• [Task details]:
Restate the records below word for word, and omit the images they hold.
>> BEGIN Data for this task
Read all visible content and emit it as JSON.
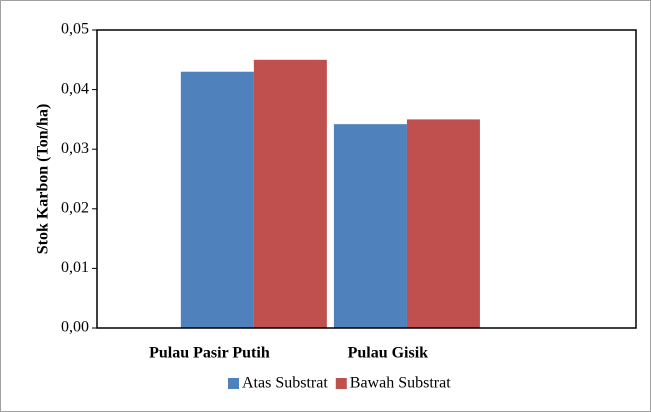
{
  "chart_data": {
    "type": "bar",
    "y_label": "Stok Karbon (Ton/ha)",
    "categories": [
      "Pulau Pasir Putih",
      "Pulau Gisik"
    ],
    "series": [
      {
        "name": "Atas Substrat",
        "color": "#4f81bd",
        "values": [
          0.043,
          0.0342
        ]
      },
      {
        "name": "Bawah Substrat",
        "color": "#c0504d",
        "values": [
          0.045,
          0.035
        ]
      }
    ],
    "ylim": [
      0,
      0.05
    ],
    "yticks": [
      {
        "value": 0,
        "label": "0,00"
      },
      {
        "value": 0.01,
        "label": "0,01"
      },
      {
        "value": 0.02,
        "label": "0,02"
      },
      {
        "value": 0.03,
        "label": "0,03"
      },
      {
        "value": 0.04,
        "label": "0,04"
      },
      {
        "value": 0.05,
        "label": "0,05"
      }
    ],
    "legend": "bottom"
  }
}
>> END Data for this task
• [Exercise answer]:
Read all visible content and emit it as JSON.
{
  "chart_data": {
    "type": "bar",
    "y_label": "Stok Karbon (Ton/ha)",
    "categories": [
      "Pulau Pasir Putih",
      "Pulau Gisik"
    ],
    "series": [
      {
        "name": "Atas Substrat",
        "color": "#4f81bd",
        "values": [
          0.043,
          0.0342
        ]
      },
      {
        "name": "Bawah Substrat",
        "color": "#c0504d",
        "values": [
          0.045,
          0.035
        ]
      }
    ],
    "ylim": [
      0,
      0.05
    ],
    "yticks": [
      {
        "value": 0,
        "label": "0,00"
      },
      {
        "value": 0.01,
        "label": "0,01"
      },
      {
        "value": 0.02,
        "label": "0,02"
      },
      {
        "value": 0.03,
        "label": "0,03"
      },
      {
        "value": 0.04,
        "label": "0,04"
      },
      {
        "value": 0.05,
        "label": "0,05"
      }
    ],
    "legend": "bottom"
  }
}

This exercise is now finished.